What is required:
For the records that follow, return only the count of lines containing the string "source".

Records for processing:
┏━━

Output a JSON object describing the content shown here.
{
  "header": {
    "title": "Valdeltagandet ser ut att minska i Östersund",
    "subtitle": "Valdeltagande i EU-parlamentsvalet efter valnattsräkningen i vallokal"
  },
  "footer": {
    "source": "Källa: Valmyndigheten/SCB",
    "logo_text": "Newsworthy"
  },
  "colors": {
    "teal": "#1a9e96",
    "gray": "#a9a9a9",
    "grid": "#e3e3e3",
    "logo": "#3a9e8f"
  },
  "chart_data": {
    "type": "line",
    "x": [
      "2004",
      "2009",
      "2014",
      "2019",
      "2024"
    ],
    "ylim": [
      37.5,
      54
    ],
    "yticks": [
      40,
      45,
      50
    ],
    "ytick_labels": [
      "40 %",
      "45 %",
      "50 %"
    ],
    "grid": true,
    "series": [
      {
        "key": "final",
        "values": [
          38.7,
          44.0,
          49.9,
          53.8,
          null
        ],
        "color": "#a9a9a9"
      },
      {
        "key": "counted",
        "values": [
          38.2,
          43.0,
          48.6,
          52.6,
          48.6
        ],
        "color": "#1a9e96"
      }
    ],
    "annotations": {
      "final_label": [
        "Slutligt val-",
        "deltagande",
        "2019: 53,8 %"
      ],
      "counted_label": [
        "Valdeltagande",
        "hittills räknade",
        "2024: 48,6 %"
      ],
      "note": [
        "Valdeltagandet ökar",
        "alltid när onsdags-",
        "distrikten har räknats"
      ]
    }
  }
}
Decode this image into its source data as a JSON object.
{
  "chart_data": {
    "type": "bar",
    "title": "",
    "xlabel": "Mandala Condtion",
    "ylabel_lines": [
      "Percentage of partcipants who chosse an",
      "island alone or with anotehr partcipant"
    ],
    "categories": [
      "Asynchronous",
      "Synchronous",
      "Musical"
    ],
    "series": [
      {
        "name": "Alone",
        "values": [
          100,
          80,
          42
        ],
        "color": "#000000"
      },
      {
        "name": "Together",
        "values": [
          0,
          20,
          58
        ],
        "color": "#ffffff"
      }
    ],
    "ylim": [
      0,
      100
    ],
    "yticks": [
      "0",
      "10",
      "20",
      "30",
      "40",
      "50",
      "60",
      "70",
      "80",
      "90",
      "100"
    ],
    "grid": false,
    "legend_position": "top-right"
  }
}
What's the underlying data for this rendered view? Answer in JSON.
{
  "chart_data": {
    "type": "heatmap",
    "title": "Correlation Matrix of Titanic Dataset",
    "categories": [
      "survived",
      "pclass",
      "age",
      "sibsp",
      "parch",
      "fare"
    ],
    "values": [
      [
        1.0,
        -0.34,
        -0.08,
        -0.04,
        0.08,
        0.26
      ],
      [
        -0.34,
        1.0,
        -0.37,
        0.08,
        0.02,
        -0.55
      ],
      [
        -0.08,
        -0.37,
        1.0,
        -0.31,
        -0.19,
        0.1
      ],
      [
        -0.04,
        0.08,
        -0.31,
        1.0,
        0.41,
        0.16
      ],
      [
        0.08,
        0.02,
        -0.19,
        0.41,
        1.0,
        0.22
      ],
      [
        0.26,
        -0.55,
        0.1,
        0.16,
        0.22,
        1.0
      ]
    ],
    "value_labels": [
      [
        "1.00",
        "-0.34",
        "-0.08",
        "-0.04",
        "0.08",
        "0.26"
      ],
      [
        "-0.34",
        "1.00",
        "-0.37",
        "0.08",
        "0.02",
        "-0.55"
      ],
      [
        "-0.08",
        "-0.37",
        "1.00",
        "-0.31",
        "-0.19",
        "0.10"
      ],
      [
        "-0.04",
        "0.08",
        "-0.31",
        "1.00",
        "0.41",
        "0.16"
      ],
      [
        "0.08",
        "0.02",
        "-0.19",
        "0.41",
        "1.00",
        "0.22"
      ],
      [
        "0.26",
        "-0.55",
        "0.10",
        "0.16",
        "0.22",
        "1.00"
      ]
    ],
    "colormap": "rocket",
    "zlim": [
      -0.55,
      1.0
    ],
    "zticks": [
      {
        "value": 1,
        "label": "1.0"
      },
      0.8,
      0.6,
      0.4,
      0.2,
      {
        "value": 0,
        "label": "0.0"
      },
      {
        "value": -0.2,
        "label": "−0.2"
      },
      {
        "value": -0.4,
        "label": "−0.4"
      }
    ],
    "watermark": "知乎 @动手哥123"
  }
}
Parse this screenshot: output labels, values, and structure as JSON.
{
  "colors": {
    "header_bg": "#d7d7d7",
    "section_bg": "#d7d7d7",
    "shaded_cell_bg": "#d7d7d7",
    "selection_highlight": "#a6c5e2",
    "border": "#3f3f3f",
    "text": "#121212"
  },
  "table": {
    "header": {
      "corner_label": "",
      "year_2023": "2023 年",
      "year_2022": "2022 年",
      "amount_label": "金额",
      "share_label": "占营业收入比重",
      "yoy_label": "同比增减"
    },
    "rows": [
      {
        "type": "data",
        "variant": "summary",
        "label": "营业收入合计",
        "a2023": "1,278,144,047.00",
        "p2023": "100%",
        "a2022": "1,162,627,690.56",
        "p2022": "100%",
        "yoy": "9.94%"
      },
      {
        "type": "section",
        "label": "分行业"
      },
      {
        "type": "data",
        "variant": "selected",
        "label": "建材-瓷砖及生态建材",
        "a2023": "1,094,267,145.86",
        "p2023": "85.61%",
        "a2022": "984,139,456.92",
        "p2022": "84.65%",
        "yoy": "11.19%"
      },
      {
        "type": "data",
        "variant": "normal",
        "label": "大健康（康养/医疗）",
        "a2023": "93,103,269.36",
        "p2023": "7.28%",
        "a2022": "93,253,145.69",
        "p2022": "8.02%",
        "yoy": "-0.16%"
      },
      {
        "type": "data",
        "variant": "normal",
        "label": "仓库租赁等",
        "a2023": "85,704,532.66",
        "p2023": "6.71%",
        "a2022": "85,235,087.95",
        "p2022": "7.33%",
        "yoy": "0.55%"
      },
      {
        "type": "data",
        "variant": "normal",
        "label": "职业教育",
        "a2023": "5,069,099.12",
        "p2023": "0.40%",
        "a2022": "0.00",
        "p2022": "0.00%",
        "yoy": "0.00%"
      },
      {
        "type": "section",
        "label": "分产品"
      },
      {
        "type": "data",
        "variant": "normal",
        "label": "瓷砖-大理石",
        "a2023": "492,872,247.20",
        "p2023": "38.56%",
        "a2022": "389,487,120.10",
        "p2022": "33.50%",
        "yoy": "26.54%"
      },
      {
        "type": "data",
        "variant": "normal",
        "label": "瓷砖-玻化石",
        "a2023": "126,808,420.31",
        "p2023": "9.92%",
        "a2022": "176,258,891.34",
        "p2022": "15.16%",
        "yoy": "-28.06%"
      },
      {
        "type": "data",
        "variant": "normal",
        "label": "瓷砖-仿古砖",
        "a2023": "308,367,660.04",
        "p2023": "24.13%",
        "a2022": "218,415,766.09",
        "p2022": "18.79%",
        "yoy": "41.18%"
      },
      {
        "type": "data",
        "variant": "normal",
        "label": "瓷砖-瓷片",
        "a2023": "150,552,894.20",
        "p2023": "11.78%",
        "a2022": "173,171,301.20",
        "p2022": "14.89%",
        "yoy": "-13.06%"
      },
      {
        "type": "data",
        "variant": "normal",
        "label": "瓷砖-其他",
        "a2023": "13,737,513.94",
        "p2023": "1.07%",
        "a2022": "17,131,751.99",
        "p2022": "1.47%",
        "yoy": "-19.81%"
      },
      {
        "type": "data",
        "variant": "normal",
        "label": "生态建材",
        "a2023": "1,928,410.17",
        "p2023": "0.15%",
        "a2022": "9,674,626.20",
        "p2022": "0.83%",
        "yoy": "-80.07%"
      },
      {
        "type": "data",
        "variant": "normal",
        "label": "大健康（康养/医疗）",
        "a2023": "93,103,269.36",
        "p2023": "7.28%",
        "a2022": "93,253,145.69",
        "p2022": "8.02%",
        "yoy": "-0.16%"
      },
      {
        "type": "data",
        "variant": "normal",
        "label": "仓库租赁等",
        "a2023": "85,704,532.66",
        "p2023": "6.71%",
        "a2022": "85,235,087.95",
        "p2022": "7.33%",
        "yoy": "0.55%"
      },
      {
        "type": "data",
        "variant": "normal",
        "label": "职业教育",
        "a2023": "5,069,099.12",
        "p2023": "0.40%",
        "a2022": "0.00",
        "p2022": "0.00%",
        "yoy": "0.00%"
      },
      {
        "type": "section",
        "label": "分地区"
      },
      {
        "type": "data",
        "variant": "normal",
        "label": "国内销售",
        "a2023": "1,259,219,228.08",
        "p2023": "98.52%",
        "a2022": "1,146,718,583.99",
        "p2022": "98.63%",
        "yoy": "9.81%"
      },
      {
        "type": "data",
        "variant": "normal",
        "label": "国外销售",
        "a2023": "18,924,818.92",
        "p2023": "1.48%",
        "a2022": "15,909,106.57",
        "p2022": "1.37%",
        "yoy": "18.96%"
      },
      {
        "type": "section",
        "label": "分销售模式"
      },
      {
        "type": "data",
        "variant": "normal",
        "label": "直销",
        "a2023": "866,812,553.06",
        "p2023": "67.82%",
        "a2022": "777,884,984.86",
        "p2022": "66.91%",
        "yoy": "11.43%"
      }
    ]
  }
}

┗━━

Complete response:
2